The exercise — Repeat every record below exactly as it appears.

Stored dataset items —
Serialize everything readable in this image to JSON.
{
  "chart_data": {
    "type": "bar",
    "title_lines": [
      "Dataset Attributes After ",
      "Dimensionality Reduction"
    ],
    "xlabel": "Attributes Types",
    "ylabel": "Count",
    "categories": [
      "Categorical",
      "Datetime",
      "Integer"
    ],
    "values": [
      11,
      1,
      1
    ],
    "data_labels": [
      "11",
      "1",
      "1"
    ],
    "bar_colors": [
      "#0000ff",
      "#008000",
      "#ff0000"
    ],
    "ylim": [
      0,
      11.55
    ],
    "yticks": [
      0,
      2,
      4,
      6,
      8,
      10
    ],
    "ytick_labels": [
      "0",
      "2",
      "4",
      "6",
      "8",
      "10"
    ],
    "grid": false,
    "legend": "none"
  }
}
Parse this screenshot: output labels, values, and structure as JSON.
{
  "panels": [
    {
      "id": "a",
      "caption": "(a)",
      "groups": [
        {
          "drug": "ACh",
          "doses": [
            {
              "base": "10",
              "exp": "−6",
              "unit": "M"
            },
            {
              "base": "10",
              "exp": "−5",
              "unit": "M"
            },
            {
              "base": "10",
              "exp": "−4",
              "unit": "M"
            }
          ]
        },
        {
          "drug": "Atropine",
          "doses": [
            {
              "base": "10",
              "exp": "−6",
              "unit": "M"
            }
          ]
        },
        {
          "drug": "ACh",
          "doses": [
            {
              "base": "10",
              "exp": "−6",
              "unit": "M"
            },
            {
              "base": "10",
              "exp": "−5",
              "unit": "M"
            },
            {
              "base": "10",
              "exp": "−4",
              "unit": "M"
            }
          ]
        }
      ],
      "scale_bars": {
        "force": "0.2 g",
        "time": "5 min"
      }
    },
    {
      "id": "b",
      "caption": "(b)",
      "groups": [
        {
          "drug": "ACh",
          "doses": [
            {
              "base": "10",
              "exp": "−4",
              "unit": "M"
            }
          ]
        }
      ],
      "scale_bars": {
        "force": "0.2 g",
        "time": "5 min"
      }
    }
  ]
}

Reply to the exercise —
Serialize everything readable in this image to JSON.
{
  "chart_data": {
    "type": "bar",
    "title_lines": [
      "Dataset Attributes After ",
      "Dimensionality Reduction"
    ],
    "xlabel": "Attributes Types",
    "ylabel": "Count",
    "categories": [
      "Categorical",
      "Datetime",
      "Integer"
    ],
    "values": [
      11,
      1,
      1
    ],
    "data_labels": [
      "11",
      "1",
      "1"
    ],
    "bar_colors": [
      "#0000ff",
      "#008000",
      "#ff0000"
    ],
    "ylim": [
      0,
      11.55
    ],
    "yticks": [
      0,
      2,
      4,
      6,
      8,
      10
    ],
    "ytick_labels": [
      "0",
      "2",
      "4",
      "6",
      "8",
      "10"
    ],
    "grid": false,
    "legend": "none"
  }
}
Parse this screenshot: output labels, values, and structure as JSON.
{
  "panels": [
    {
      "id": "a",
      "caption": "(a)",
      "groups": [
        {
          "drug": "ACh",
          "doses": [
            {
              "base": "10",
              "exp": "−6",
              "unit": "M"
            },
            {
              "base": "10",
              "exp": "−5",
              "unit": "M"
            },
            {
              "base": "10",
              "exp": "−4",
              "unit": "M"
            }
          ]
        },
        {
          "drug": "Atropine",
          "doses": [
            {
              "base": "10",
              "exp": "−6",
              "unit": "M"
            }
          ]
        },
        {
          "drug": "ACh",
          "doses": [
            {
              "base": "10",
              "exp": "−6",
              "unit": "M"
            },
            {
              "base": "10",
              "exp": "−5",
              "unit": "M"
            },
            {
              "base": "10",
              "exp": "−4",
              "unit": "M"
            }
          ]
        }
      ],
      "scale_bars": {
        "force": "0.2 g",
        "time": "5 min"
      }
    },
    {
      "id": "b",
      "caption": "(b)",
      "groups": [
        {
          "drug": "ACh",
          "doses": [
            {
              "base": "10",
              "exp": "−4",
              "unit": "M"
            }
          ]
        }
      ],
      "scale_bars": {
        "force": "0.2 g",
        "time": "5 min"
      }
    }
  ]
}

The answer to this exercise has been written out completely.